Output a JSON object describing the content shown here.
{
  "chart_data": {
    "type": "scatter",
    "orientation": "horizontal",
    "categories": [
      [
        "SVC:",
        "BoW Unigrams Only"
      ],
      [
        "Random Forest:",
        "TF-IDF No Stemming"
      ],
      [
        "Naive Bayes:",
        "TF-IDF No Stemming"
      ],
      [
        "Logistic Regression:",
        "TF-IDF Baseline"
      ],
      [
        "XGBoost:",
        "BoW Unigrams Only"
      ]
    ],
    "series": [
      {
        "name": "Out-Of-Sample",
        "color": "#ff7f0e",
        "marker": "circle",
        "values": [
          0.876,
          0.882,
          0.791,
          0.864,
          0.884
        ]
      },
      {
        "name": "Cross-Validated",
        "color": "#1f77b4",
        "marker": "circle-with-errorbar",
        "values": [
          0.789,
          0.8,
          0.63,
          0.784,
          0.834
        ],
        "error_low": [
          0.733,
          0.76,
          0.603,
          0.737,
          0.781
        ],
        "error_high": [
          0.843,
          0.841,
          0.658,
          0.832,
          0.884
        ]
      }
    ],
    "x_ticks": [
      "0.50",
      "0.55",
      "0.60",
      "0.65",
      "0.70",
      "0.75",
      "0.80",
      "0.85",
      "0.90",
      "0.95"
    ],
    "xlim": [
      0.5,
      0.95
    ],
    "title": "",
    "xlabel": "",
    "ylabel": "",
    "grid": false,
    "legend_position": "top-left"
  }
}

■ ■ ■

- WRITTEN REQUEST -
Print the records once more, exactly as they were given.

- CORRECT RESPONSE -
Output a JSON object describing the content shown here.
{
  "chart_data": {
    "type": "scatter",
    "orientation": "horizontal",
    "categories": [
      [
        "SVC:",
        "BoW Unigrams Only"
      ],
      [
        "Random Forest:",
        "TF-IDF No Stemming"
      ],
      [
        "Naive Bayes:",
        "TF-IDF No Stemming"
      ],
      [
        "Logistic Regression:",
        "TF-IDF Baseline"
      ],
      [
        "XGBoost:",
        "BoW Unigrams Only"
      ]
    ],
    "series": [
      {
        "name": "Out-Of-Sample",
        "color": "#ff7f0e",
        "marker": "circle",
        "values": [
          0.876,
          0.882,
          0.791,
          0.864,
          0.884
        ]
      },
      {
        "name": "Cross-Validated",
        "color": "#1f77b4",
        "marker": "circle-with-errorbar",
        "values": [
          0.789,
          0.8,
          0.63,
          0.784,
          0.834
        ],
        "error_low": [
          0.733,
          0.76,
          0.603,
          0.737,
          0.781
        ],
        "error_high": [
          0.843,
          0.841,
          0.658,
          0.832,
          0.884
        ]
      }
    ],
    "x_ticks": [
      "0.50",
      "0.55",
      "0.60",
      "0.65",
      "0.70",
      "0.75",
      "0.80",
      "0.85",
      "0.90",
      "0.95"
    ],
    "xlim": [
      0.5,
      0.95
    ],
    "title": "",
    "xlabel": "",
    "ylabel": "",
    "grid": false,
    "legend_position": "top-left"
  }
}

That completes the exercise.